--- BEGIN Records supplied ---

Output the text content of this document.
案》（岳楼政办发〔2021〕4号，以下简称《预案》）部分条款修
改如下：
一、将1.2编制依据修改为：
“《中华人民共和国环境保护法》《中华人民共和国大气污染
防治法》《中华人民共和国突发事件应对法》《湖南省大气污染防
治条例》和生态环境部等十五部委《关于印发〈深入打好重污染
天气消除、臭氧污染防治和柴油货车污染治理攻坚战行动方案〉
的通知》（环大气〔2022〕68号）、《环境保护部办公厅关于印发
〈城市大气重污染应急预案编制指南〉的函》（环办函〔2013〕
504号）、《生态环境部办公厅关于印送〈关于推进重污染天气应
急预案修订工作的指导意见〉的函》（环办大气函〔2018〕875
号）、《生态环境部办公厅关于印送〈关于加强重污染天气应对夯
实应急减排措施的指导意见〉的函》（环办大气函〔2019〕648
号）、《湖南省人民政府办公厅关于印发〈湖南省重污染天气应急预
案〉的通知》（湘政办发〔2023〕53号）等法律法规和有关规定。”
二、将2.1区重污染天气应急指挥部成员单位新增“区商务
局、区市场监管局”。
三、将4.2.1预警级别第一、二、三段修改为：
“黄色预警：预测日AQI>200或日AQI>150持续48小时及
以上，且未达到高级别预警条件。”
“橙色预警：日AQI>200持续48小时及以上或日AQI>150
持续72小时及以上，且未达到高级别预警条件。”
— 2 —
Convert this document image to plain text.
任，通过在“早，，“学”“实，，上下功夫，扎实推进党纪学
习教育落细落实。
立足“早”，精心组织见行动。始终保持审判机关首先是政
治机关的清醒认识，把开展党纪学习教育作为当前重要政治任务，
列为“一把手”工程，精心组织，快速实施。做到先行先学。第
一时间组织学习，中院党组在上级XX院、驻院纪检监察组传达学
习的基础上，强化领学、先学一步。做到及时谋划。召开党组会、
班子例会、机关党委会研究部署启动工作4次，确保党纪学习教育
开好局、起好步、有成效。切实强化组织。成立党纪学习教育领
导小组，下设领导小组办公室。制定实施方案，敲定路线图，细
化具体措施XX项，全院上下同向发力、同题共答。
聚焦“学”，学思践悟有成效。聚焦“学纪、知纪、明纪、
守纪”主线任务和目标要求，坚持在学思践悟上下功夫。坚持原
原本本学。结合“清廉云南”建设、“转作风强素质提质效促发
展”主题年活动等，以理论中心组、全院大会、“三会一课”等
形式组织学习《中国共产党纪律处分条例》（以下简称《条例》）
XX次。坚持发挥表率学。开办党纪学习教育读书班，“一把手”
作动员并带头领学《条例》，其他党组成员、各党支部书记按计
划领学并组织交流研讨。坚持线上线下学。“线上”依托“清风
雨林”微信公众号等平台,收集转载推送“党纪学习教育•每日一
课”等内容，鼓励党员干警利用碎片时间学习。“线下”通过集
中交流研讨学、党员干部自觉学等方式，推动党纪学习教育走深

--- END Records supplied ---

◆ Set exercise: Your task is to output exactly the lines running from the one with "Convert this document image to plain text." through the final line of the material above, with both ends included.

◆ Result of this exercise:
Convert this document image to plain text.
任，通过在“早，，“学”“实，，上下功夫，扎实推进党纪学
习教育落细落实。
立足“早”，精心组织见行动。始终保持审判机关首先是政
治机关的清醒认识，把开展党纪学习教育作为当前重要政治任务，
列为“一把手”工程，精心组织，快速实施。做到先行先学。第
一时间组织学习，中院党组在上级XX院、驻院纪检监察组传达学
习的基础上，强化领学、先学一步。做到及时谋划。召开党组会、
班子例会、机关党委会研究部署启动工作4次，确保党纪学习教育
开好局、起好步、有成效。切实强化组织。成立党纪学习教育领
导小组，下设领导小组办公室。制定实施方案，敲定路线图，细
化具体措施XX项，全院上下同向发力、同题共答。
聚焦“学”，学思践悟有成效。聚焦“学纪、知纪、明纪、
守纪”主线任务和目标要求，坚持在学思践悟上下功夫。坚持原
原本本学。结合“清廉云南”建设、“转作风强素质提质效促发
展”主题年活动等，以理论中心组、全院大会、“三会一课”等
形式组织学习《中国共产党纪律处分条例》（以下简称《条例》）
XX次。坚持发挥表率学。开办党纪学习教育读书班，“一把手”
作动员并带头领学《条例》，其他党组成员、各党支部书记按计
划领学并组织交流研讨。坚持线上线下学。“线上”依托“清风
雨林”微信公众号等平台,收集转载推送“党纪学习教育•每日一
课”等内容，鼓励党员干警利用碎片时间学习。“线下”通过集
中交流研讨学、党员干部自觉学等方式，推动党纪学习教育走深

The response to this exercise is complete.